### Objectif de l'exercice
Présentez chaque ligne des items ci-dessous dans un tableau Markdown à deux colonnes, « N° » pour le numéro de rang et « Ligne » pour son texte, en omettant les lignes vides.

==== Extraits de données ====

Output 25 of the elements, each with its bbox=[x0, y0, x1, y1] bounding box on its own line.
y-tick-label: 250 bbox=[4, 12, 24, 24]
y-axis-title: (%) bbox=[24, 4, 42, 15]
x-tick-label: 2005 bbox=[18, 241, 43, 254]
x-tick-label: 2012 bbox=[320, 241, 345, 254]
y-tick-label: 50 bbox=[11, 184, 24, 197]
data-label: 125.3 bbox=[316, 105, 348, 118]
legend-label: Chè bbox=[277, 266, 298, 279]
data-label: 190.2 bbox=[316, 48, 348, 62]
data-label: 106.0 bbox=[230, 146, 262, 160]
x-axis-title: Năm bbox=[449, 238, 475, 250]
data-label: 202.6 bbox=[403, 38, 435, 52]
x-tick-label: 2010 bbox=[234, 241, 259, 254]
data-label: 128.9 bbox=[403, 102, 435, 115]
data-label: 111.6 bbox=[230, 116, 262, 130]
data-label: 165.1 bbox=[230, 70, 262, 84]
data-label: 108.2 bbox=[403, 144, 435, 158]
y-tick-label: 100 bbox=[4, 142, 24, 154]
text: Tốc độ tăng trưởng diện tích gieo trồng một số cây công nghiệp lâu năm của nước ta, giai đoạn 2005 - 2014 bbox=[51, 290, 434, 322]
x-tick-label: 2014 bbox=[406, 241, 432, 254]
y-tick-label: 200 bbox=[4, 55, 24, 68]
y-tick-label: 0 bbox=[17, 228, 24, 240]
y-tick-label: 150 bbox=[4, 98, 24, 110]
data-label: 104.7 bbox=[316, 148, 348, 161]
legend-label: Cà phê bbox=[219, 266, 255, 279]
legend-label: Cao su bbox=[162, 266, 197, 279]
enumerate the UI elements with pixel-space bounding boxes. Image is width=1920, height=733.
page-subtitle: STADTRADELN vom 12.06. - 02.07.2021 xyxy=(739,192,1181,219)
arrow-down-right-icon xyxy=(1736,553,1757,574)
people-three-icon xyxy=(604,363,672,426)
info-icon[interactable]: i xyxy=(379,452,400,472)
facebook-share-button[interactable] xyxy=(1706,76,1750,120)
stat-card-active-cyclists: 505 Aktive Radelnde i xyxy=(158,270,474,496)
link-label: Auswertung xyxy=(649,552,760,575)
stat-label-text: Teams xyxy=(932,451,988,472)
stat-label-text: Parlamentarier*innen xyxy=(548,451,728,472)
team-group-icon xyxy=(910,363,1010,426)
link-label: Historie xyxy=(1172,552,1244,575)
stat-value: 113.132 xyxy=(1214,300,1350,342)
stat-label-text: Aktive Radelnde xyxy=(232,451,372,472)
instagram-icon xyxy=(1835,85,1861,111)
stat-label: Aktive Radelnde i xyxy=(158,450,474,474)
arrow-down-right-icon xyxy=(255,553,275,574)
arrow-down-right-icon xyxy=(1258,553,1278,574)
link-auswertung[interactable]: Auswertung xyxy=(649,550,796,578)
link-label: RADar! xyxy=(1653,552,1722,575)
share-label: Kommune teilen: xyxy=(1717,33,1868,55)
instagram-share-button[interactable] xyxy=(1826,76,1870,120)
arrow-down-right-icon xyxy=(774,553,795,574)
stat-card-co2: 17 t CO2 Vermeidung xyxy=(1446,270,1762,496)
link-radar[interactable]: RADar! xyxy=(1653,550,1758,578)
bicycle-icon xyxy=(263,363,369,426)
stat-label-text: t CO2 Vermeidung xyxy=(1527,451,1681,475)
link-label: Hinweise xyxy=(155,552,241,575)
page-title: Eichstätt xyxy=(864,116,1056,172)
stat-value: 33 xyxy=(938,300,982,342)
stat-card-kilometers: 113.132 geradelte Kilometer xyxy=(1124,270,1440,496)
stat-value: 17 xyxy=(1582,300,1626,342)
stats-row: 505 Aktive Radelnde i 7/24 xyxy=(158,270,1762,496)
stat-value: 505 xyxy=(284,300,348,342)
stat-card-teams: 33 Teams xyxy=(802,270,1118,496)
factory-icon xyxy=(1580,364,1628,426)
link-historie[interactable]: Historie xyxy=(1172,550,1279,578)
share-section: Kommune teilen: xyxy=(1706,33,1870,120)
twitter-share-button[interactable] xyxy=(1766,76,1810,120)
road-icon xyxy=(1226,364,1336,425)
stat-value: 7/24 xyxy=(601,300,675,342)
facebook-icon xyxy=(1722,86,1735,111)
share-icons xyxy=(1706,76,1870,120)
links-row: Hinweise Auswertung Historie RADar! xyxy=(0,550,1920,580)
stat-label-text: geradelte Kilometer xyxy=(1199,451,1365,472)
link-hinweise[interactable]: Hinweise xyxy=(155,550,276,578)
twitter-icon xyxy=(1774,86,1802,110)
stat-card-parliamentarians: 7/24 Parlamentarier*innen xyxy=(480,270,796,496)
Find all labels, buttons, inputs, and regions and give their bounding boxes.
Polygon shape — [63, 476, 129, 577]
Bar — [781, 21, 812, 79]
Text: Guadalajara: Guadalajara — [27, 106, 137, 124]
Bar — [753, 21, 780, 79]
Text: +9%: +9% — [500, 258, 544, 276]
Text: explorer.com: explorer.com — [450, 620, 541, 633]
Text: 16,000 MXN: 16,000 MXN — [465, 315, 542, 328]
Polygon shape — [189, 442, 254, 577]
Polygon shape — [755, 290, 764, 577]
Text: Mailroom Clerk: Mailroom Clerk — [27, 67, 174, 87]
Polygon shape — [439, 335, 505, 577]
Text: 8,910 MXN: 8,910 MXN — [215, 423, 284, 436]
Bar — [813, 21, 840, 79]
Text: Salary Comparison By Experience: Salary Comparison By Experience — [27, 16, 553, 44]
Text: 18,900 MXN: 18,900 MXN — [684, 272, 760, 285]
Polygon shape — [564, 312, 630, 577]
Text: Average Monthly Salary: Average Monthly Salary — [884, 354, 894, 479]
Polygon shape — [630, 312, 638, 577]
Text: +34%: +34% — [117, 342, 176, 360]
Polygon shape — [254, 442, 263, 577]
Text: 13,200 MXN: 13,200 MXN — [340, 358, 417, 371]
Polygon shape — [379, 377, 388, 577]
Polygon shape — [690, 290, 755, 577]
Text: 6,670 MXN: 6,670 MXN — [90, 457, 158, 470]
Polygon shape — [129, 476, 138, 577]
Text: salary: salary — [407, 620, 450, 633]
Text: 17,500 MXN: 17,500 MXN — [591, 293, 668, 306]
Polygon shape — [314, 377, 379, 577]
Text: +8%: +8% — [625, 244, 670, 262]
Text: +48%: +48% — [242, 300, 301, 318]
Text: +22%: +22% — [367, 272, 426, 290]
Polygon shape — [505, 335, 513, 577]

====

### Corrigé
| N° | Ligne |
|---|---|
| 1 | Output 25 of the elements, each with its bbox=[x0, y0, x1, y1] bounding box on its own line. |
| 2 | y-tick-label: 250 bbox=[4, 12, 24, 24] |
| 3 | y-axis-title: (%) bbox=[24, 4, 42, 15] |
| 4 | x-tick-label: 2005 bbox=[18, 241, 43, 254] |
| 5 | x-tick-label: 2012 bbox=[320, 241, 345, 254] |
| 6 | y-tick-label: 50 bbox=[11, 184, 24, 197] |
| 7 | data-label: 125.3 bbox=[316, 105, 348, 118] |
| 8 | legend-label: Chè bbox=[277, 266, 298, 279] |
| 9 | data-label: 190.2 bbox=[316, 48, 348, 62] |
| 10 | data-label: 106.0 bbox=[230, 146, 262, 160] |
| 11 | x-axis-title: Năm bbox=[449, 238, 475, 250] |
| 12 | data-label: 202.6 bbox=[403, 38, 435, 52] |
| 13 | x-tick-label: 2010 bbox=[234, 241, 259, 254] |
| 14 | data-label: 128.9 bbox=[403, 102, 435, 115] |
| 15 | data-label: 111.6 bbox=[230, 116, 262, 130] |
| 16 | data-label: 165.1 bbox=[230, 70, 262, 84] |
| 17 | data-label: 108.2 bbox=[403, 144, 435, 158] |
| 18 | y-tick-label: 100 bbox=[4, 142, 24, 154] |
| 19 | text: Tốc độ tăng trưởng diện tích gieo trồng một số cây công nghiệp lâu năm của nước ta, giai đoạn 2005 - 2014 bbox=[51, 290, 434, 322] |
| 20 | x-tick-label: 2014 bbox=[406, 241, 432, 254] |
| 21 | y-tick-label: 200 bbox=[4, 55, 24, 68] |
| 22 | y-tick-label: 0 bbox=[17, 228, 24, 240] |
| 23 | y-tick-label: 150 bbox=[4, 98, 24, 110] |
| 24 | data-label: 104.7 bbox=[316, 148, 348, 161] |
| 25 | legend-label: Cà phê bbox=[219, 266, 255, 279] |
| 26 | legend-label: Cao su bbox=[162, 266, 197, 279] |
| 27 | enumerate the UI elements with pixel-space bounding boxes. Image is width=1920, height=733. |
| 28 | page-subtitle: STADTRADELN vom 12.06. - 02.07.2021 xyxy=(739,192,1181,219) |
| 29 | arrow-down-right-icon xyxy=(1736,553,1757,574) |
| 30 | people-three-icon xyxy=(604,363,672,426) |
| 31 | info-icon[interactable]: i xyxy=(379,452,400,472) |
| 32 | facebook-share-button[interactable] xyxy=(1706,76,1750,120) |
| 33 | stat-card-active-cyclists: 505 Aktive Radelnde i xyxy=(158,270,474,496) |
| 34 | link-label: Auswertung xyxy=(649,552,760,575) |
| 35 | stat-label-text: Teams xyxy=(932,451,988,472) |
| 36 | stat-label-text: Parlamentarier*innen xyxy=(548,451,728,472) |
| 37 | team-group-icon xyxy=(910,363,1010,426) |
| 38 | link-label: Historie xyxy=(1172,552,1244,575) |
| 39 | stat-value: 113.132 xyxy=(1214,300,1350,342) |
| 40 | stat-label-text: Aktive Radelnde xyxy=(232,451,372,472) |
| 41 | instagram-icon xyxy=(1835,85,1861,111) |
| 42 | stat-label: Aktive Radelnde i xyxy=(158,450,474,474) |
| 43 | arrow-down-right-icon xyxy=(255,553,275,574) |
| 44 | arrow-down-right-icon xyxy=(1258,553,1278,574) |
| 45 | link-auswertung[interactable]: Auswertung xyxy=(649,550,796,578) |
| 46 | link-label: RADar! xyxy=(1653,552,1722,575) |
| 47 | share-label: Kommune teilen: xyxy=(1717,33,1868,55) |
| 48 | instagram-share-button[interactable] xyxy=(1826,76,1870,120) |
| 49 | arrow-down-right-icon xyxy=(774,553,795,574) |
| 50 | stat-card-co2: 17 t CO2 Vermeidung xyxy=(1446,270,1762,496) |
| 51 | link-radar[interactable]: RADar! xyxy=(1653,550,1758,578) |
| 52 | bicycle-icon xyxy=(263,363,369,426) |
| 53 | stat-label-text: t CO2 Vermeidung xyxy=(1527,451,1681,475) |
| 54 | link-label: Hinweise xyxy=(155,552,241,575) |
| 55 | page-title: Eichstätt xyxy=(864,116,1056,172) |
| 56 | stat-value: 33 xyxy=(938,300,982,342) |
| 57 | stat-card-kilometers: 113.132 geradelte Kilometer xyxy=(1124,270,1440,496) |
| 58 | stat-value: 17 xyxy=(1582,300,1626,342) |
| 59 | stats-row: 505 Aktive Radelnde i 7/24 xyxy=(158,270,1762,496) |
| 60 | stat-value: 505 xyxy=(284,300,348,342) |
| 61 | stat-card-teams: 33 Teams xyxy=(802,270,1118,496) |
| 62 | factory-icon xyxy=(1580,364,1628,426) |
| 63 | link-historie[interactable]: Historie xyxy=(1172,550,1279,578) |
| 64 | share-section: Kommune teilen: xyxy=(1706,33,1870,120) |
| 65 | twitter-share-button[interactable] xyxy=(1766,76,1810,120) |
| 66 | road-icon xyxy=(1226,364,1336,425) |
| 67 | stat-value: 7/24 xyxy=(601,300,675,342) |
| 68 | facebook-icon xyxy=(1722,86,1735,111) |
| 69 | share-icons xyxy=(1706,76,1870,120) |
| 70 | links-row: Hinweise Auswertung Historie RADar! xyxy=(0,550,1920,580) |
| 71 | stat-label-text: geradelte Kilometer xyxy=(1199,451,1365,472) |
| 72 | link-hinweise[interactable]: Hinweise xyxy=(155,550,276,578) |
| 73 | twitter-icon xyxy=(1774,86,1802,110) |
| 74 | stat-card-parliamentarians: 7/24 Parlamentarier*innen xyxy=(480,270,796,496) |
| 75 | Find all labels, buttons, inputs, and regions and give their bounding boxes. |
| 76 | Polygon shape — [63, 476, 129, 577] |
| 77 | Bar — [781, 21, 812, 79] |
| 78 | Text: Guadalajara: Guadalajara — [27, 106, 137, 124] |
| 79 | Bar — [753, 21, 780, 79] |
| 80 | Text: +9%: +9% — [500, 258, 544, 276] |
| 81 | Text: explorer.com: explorer.com — [450, 620, 541, 633] |
| 82 | Text: 16,000 MXN: 16,000 MXN — [465, 315, 542, 328] |
| 83 | Polygon shape — [189, 442, 254, 577] |
| 84 | Polygon shape — [755, 290, 764, 577] |
| 85 | Text: Mailroom Clerk: Mailroom Clerk — [27, 67, 174, 87] |
| 86 | Polygon shape — [439, 335, 505, 577] |
| 87 | Text: 8,910 MXN: 8,910 MXN — [215, 423, 284, 436] |
| 88 | Bar — [813, 21, 840, 79] |
| 89 | Text: Salary Comparison By Experience: Salary Comparison By Experience — [27, 16, 553, 44] |
| 90 | Text: 18,900 MXN: 18,900 MXN — [684, 272, 760, 285] |
| 91 | Polygon shape — [564, 312, 630, 577] |
| 92 | Text: Average Monthly Salary: Average Monthly Salary — [884, 354, 894, 479] |
| 93 | Polygon shape — [630, 312, 638, 577] |
| 94 | Text: +34%: +34% — [117, 342, 176, 360] |
| 95 | Polygon shape — [254, 442, 263, 577] |
| 96 | Text: 13,200 MXN: 13,200 MXN — [340, 358, 417, 371] |
| 97 | Polygon shape — [379, 377, 388, 577] |
| 98 | Polygon shape — [690, 290, 755, 577] |
| 99 | Text: 6,670 MXN: 6,670 MXN — [90, 457, 158, 470] |
| 100 | Polygon shape — [129, 476, 138, 577] |
| 101 | Text: salary: salary — [407, 620, 450, 633] |
| 102 | Text: 17,500 MXN: 17,500 MXN — [591, 293, 668, 306] |
| 103 | Polygon shape — [314, 377, 379, 577] |
| 104 | Text: +8%: +8% — [625, 244, 670, 262] |
| 105 | Text: +48%: +48% — [242, 300, 301, 318] |
| 106 | Text: +22%: +22% — [367, 272, 426, 290] |
| 107 | Polygon shape — [505, 335, 513, 577] |